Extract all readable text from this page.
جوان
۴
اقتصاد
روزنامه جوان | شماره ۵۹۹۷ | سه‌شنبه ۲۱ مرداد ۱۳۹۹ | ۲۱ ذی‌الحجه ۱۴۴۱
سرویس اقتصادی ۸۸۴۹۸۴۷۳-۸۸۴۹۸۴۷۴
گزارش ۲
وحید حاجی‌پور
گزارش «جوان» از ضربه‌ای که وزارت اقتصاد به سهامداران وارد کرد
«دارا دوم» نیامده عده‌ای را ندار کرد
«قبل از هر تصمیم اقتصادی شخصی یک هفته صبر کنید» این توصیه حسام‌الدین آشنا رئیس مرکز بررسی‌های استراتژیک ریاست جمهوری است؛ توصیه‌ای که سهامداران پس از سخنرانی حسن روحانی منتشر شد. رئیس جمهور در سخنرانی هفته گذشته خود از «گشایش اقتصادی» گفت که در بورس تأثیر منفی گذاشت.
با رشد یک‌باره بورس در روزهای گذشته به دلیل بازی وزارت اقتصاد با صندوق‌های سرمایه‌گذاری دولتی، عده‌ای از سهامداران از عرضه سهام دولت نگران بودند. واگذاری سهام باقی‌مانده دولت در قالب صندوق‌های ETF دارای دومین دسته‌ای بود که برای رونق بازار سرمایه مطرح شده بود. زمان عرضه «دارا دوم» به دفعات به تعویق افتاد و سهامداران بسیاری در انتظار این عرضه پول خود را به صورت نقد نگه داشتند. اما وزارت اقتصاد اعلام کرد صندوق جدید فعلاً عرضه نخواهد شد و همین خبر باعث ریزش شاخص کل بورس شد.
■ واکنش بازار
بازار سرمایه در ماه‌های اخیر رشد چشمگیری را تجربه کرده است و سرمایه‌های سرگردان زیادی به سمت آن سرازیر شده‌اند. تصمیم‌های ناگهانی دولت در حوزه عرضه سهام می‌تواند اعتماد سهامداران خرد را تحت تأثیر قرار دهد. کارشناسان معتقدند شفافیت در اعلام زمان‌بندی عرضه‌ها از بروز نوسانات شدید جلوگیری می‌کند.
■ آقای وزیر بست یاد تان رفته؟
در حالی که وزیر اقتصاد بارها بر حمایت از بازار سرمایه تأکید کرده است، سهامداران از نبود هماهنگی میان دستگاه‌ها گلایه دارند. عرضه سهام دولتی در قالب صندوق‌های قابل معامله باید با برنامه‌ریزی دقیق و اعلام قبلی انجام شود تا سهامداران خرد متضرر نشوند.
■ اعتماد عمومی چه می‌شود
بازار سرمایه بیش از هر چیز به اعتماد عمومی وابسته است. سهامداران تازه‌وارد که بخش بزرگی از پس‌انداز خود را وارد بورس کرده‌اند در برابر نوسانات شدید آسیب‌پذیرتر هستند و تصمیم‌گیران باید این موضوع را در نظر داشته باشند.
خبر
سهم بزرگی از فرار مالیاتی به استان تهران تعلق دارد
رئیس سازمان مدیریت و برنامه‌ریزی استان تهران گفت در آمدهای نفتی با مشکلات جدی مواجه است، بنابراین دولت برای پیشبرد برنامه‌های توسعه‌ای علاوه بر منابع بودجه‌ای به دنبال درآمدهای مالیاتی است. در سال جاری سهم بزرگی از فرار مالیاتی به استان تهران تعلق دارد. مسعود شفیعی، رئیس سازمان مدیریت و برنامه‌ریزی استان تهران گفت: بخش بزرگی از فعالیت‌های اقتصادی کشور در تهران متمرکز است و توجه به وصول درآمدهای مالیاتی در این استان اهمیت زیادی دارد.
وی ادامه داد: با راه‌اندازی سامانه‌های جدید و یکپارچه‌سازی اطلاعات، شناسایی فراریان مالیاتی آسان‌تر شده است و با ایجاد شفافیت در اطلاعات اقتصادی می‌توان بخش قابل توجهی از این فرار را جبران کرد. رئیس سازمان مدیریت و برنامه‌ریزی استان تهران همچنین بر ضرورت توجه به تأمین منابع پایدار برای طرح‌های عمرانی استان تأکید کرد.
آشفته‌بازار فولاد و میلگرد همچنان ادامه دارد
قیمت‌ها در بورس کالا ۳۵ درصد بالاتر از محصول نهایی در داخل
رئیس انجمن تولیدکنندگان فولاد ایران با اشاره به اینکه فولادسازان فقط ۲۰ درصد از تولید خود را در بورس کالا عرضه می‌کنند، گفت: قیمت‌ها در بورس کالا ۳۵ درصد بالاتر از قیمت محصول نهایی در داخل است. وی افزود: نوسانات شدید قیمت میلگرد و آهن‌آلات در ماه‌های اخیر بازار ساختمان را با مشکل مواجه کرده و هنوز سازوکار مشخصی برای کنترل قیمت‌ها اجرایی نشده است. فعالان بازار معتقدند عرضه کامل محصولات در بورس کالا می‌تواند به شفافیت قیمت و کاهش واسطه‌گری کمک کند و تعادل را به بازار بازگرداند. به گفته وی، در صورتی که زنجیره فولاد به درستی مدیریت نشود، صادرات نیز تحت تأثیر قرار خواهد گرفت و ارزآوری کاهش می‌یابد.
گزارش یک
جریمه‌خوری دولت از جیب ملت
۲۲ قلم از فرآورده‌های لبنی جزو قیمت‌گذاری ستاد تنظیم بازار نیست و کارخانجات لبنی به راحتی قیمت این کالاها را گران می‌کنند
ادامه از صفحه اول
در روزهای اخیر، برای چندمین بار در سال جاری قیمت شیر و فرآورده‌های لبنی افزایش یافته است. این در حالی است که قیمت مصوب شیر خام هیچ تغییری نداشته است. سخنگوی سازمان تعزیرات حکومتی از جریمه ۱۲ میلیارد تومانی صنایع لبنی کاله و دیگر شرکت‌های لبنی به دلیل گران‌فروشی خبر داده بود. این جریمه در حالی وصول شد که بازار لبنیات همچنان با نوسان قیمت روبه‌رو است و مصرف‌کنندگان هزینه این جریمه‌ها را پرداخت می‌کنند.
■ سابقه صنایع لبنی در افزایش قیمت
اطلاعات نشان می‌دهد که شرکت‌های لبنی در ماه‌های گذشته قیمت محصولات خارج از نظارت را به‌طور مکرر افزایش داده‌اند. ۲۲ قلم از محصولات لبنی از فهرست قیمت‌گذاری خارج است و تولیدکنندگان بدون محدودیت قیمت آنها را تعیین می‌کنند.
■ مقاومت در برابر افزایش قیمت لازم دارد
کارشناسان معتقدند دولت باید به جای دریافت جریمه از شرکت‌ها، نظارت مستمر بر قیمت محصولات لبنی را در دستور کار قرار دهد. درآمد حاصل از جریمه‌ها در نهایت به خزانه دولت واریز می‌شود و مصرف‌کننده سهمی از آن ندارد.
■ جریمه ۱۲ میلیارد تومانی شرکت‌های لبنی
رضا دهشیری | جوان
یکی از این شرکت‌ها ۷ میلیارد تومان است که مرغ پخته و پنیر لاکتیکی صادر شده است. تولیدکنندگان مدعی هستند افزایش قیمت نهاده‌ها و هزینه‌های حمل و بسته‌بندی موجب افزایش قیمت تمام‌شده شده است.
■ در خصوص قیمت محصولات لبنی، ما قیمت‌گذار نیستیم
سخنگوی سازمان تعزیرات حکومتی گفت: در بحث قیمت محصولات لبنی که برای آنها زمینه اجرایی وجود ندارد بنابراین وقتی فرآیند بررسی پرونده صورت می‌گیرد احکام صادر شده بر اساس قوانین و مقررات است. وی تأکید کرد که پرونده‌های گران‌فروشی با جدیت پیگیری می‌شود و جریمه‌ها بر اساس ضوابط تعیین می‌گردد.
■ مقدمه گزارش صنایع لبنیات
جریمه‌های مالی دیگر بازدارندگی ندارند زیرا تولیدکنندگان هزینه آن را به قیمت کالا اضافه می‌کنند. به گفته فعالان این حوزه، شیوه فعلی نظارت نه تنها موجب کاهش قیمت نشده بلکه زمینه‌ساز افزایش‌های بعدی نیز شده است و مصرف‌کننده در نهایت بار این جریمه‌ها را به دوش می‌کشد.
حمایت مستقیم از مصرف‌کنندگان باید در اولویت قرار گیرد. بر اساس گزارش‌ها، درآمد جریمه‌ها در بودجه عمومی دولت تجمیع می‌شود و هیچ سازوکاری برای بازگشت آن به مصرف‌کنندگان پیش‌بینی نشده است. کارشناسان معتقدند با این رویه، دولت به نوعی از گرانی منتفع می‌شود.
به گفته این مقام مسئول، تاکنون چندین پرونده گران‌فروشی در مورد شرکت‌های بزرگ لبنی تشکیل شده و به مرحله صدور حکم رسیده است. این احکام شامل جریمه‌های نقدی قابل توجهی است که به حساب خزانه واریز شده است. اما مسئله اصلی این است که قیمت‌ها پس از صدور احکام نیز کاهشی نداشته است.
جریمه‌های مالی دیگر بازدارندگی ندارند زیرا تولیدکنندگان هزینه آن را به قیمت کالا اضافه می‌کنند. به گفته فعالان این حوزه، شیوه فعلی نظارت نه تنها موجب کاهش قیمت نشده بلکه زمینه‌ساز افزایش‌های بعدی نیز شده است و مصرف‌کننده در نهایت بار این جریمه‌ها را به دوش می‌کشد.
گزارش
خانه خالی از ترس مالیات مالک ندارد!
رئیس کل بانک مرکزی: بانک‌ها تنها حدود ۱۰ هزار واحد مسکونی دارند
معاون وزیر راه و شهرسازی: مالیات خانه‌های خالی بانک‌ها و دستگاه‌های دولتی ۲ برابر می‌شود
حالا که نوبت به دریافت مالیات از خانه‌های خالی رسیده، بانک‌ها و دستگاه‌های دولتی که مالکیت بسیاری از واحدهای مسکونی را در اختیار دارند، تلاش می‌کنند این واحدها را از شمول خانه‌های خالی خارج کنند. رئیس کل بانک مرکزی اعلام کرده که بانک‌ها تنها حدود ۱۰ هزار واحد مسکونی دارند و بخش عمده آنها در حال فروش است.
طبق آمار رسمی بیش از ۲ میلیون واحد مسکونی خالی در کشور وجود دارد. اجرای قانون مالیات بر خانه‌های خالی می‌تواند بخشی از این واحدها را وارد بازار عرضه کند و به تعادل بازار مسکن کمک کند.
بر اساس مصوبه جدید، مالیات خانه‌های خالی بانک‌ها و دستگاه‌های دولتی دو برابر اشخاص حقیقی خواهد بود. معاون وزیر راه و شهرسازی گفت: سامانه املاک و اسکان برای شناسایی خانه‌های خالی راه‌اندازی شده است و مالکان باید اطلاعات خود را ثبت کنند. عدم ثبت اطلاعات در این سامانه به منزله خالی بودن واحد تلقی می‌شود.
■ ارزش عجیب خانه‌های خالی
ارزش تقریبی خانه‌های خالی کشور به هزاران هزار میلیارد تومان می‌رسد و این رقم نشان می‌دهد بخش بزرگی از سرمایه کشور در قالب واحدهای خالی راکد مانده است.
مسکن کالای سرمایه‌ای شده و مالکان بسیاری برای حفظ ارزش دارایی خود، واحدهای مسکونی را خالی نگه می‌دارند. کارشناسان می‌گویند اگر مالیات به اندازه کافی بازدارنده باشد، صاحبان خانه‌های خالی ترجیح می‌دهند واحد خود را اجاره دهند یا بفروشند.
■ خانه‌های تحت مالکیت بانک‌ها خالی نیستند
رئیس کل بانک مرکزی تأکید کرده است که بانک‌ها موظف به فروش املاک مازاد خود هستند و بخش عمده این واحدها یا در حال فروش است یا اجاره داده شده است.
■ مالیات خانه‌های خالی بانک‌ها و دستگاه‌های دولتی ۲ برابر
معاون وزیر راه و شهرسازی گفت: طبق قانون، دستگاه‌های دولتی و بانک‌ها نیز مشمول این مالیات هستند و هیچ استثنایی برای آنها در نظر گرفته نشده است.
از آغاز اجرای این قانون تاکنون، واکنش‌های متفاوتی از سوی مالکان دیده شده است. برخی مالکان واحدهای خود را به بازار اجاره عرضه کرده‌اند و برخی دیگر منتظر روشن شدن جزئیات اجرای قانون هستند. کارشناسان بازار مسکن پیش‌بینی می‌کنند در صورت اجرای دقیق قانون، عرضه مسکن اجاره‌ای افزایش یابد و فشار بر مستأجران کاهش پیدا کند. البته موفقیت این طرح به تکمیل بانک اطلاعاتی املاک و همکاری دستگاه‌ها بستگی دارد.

### SHORT TASK
Determine how many lines of the listing hold the word "خزانه" and reply with that figure alone.

### FULL ANSWER
2